Elly Schlein e Giuseppe Conte (Ansa)

Campo scoppiato

Dal Piemonte alla Basilicata, da Bari a Firenze: la mappa della non alleanza Pd-M5s

Luca Roberto

Che siano regionali o amministrative, si fatica a trovare la quadra. Dem e grillini sono alleati solo dove sono certi di perdere, e separati dove potrebbero vincere. 

Regione che vai, problemi nel “campo largo” che trovi. Vogliono provare, Pd e M5s, a rifare il centrosinistra. Partendo dai territori. Eppure è proprio dai territori che sta emergendo un’incompatibilità di fondo tra dem e grillini. Trovato l’accordo in Sardegna e in Abruzzo, dove i due partiti alle regionali del prossimo anno sosterranno rispettivamente Alessandra Todde e Luciano D’Amico, nelle altre regioni e grandi città in realtà si naviga a vista.

Partiamo dal Piemonte, dove giovedì 4 gennaio ci si siederà attorno a un tavolo per provare a trovare una quadra. I Cinque stelle non vogliono, o comunque nicchiano, sulla candidatura di Chiara Gribaudo. Non pesano tanto le posizioni anti grilline del passato (fu una delle prime a chiedere l’allontanamento di Mimmo Parisi da Anpal) quanto, dicono nei pentastellati, le scarse chance di vittoria. Così come le divergenze sulla Tav (ci sono state nuove tensioni anche nelle ultime settimane). Per questo sarebbero disposti a far saltare il banco che prevedeva una spartizione del Regno di Sardegna (nell’isola una grillina e in continente una piddina) e andare per conto proprio. Anche in ragione di una tensione costante con il sindaco di Torino Stefano Lo Russo, che i grillini accusano di essere uno “sponsor di Cirio”, presidente uscente della Regione ricandidato dal centrodestra. Se così fosse la candidatura di bandiera del M5s potrebbe essere la capogruppo in Consiglio regionale Sarah Disabato, appurato che la neo vicepresidente del Movimento Chiara Appendino preferisce non essere della partita.

====================

Consegna: Riscrivi come elenco puntato il paragrafo dell'articolo sulla non alleanza Pd-M5s che comincia con «Regione che vai», mantenendone i fatti principali.

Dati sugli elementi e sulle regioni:

====================

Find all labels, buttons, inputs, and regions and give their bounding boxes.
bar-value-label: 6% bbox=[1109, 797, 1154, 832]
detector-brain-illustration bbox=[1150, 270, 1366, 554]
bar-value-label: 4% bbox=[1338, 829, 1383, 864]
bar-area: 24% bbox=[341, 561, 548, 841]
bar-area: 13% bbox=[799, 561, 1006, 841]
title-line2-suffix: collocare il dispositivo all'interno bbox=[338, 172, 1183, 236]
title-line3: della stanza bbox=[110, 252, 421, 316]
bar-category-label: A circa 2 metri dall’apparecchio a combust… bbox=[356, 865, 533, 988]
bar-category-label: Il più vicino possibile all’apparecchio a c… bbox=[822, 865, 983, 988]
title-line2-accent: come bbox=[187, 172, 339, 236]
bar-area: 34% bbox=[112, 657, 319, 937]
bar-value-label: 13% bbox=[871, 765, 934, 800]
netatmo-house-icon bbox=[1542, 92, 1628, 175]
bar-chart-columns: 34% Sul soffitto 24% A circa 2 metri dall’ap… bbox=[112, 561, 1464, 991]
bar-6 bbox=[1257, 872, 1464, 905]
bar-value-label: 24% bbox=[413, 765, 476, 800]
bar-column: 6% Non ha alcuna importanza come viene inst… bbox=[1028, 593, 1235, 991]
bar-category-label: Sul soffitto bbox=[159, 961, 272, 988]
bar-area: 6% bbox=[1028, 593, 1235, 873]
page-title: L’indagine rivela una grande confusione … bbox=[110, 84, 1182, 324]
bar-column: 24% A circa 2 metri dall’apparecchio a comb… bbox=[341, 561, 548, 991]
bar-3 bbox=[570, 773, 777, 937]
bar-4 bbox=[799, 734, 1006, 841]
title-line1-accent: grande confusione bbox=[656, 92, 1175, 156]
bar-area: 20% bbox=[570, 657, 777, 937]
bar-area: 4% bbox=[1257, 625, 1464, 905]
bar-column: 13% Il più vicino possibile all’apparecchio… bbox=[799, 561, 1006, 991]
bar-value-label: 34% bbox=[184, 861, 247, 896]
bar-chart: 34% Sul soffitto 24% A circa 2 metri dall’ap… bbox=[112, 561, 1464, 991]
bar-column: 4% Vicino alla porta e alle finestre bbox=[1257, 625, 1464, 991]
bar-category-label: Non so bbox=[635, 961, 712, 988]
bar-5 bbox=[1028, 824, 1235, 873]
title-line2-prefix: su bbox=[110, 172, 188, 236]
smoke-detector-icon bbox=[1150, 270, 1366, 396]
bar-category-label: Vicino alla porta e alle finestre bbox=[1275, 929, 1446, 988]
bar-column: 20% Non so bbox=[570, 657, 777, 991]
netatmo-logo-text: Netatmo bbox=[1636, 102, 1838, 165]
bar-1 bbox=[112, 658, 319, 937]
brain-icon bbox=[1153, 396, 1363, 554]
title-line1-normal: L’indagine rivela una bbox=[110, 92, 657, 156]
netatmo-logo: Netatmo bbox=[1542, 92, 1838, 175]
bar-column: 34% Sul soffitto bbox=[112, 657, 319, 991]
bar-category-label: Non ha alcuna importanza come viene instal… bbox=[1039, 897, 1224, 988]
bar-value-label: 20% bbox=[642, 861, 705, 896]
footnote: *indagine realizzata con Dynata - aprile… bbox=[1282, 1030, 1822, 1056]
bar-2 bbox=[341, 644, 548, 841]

====================

Soluzione:
- Pd e M5s vogliono provare a rifare il centrosinistra partendo dai territori.
- Proprio dai territori, però, sta emergendo un'incompatibilità di fondo tra dem e grillini.
- L'accordo è stato trovato in Sardegna e in Abruzzo: alle regionali del prossimo anno i due partiti sosterranno rispettivamente Alessandra Todde e Luciano D'Amico.
- Nelle altre regioni e nelle grandi città si naviga a vista.